→ REQUIREMENTS: Transcribe only the part of the listing below that begins at the line containing "Extract the structured" and runs to its final line, keeping both ends.

→ RECORDS SHOWN:
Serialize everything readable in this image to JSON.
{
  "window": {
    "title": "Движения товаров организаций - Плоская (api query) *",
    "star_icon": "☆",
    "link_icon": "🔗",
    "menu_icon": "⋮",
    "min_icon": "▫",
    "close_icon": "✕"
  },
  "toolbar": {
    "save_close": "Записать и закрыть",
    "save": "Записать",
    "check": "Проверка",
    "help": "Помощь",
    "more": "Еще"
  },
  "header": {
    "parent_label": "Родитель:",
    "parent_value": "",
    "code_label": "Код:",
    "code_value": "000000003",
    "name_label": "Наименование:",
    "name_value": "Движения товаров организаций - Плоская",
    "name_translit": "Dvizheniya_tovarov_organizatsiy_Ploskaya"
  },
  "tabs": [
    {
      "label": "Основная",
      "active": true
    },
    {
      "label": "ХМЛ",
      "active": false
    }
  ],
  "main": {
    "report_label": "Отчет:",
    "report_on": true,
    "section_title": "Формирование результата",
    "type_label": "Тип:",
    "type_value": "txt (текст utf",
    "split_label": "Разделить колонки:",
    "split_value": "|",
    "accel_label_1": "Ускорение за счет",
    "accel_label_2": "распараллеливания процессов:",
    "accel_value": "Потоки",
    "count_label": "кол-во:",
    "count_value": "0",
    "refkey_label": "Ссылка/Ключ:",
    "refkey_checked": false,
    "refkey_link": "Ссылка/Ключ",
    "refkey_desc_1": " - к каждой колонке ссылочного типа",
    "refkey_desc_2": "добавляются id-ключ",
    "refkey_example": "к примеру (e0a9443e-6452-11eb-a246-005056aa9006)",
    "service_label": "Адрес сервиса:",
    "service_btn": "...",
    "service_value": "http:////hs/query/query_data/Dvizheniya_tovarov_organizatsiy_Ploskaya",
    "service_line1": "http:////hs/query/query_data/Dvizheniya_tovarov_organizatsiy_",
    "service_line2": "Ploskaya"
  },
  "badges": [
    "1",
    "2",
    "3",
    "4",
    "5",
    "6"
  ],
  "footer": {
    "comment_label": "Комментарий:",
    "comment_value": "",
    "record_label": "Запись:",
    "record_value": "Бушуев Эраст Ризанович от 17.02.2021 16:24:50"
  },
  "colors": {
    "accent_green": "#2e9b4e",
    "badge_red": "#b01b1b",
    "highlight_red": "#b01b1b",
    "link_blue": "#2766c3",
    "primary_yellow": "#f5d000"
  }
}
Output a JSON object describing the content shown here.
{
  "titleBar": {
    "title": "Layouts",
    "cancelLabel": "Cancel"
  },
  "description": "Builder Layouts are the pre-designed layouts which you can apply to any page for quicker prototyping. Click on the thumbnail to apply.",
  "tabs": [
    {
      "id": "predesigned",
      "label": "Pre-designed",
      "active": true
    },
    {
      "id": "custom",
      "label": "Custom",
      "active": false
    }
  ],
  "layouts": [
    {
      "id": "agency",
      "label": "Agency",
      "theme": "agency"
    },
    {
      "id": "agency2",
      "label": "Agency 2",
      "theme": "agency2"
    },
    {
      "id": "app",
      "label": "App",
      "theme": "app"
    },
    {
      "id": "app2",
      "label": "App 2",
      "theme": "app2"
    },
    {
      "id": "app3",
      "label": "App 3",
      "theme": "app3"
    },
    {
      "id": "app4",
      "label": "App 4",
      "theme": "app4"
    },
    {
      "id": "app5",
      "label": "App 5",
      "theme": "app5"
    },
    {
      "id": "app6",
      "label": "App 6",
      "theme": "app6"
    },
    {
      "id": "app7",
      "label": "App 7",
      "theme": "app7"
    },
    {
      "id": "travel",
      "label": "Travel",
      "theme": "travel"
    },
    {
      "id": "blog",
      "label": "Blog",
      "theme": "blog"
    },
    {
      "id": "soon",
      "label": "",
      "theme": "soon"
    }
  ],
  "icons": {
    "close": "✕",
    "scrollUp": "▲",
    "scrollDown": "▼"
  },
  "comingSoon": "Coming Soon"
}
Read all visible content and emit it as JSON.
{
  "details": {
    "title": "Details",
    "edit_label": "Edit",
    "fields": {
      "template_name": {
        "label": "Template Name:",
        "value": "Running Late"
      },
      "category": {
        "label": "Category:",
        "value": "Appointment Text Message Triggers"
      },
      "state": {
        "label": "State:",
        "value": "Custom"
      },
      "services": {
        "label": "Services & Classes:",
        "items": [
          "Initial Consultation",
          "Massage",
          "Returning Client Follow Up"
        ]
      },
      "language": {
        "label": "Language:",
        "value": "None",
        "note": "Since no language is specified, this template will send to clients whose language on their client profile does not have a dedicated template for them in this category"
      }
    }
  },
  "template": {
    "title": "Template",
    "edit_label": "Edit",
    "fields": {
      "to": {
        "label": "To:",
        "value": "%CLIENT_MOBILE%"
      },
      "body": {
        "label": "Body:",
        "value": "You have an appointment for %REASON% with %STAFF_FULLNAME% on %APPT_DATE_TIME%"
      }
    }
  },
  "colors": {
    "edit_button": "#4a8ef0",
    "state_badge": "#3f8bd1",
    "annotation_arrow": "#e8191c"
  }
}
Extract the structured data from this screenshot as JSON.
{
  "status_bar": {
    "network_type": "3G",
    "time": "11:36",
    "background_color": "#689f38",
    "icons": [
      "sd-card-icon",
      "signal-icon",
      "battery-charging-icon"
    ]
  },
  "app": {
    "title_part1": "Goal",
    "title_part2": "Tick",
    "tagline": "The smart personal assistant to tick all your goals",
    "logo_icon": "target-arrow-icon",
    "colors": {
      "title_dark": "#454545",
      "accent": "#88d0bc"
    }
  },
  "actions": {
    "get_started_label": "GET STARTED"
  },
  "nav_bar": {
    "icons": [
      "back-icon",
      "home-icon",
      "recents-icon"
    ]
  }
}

→ REPLY TO THE TASK:
Extract the structured data from this screenshot as JSON.
{
  "status_bar": {
    "network_type": "3G",
    "time": "11:36",
    "background_color": "#689f38",
    "icons": [
      "sd-card-icon",
      "signal-icon",
      "battery-charging-icon"
    ]
  },
  "app": {
    "title_part1": "Goal",
    "title_part2": "Tick",
    "tagline": "The smart personal assistant to tick all your goals",
    "logo_icon": "target-arrow-icon",
    "colors": {
      "title_dark": "#454545",
      "accent": "#88d0bc"
    }
  },
  "actions": {
    "get_started_label": "GET STARTED"
  },
  "nav_bar": {
    "icons": [
      "back-icon",
      "home-icon",
      "recents-icon"
    ]
  }
}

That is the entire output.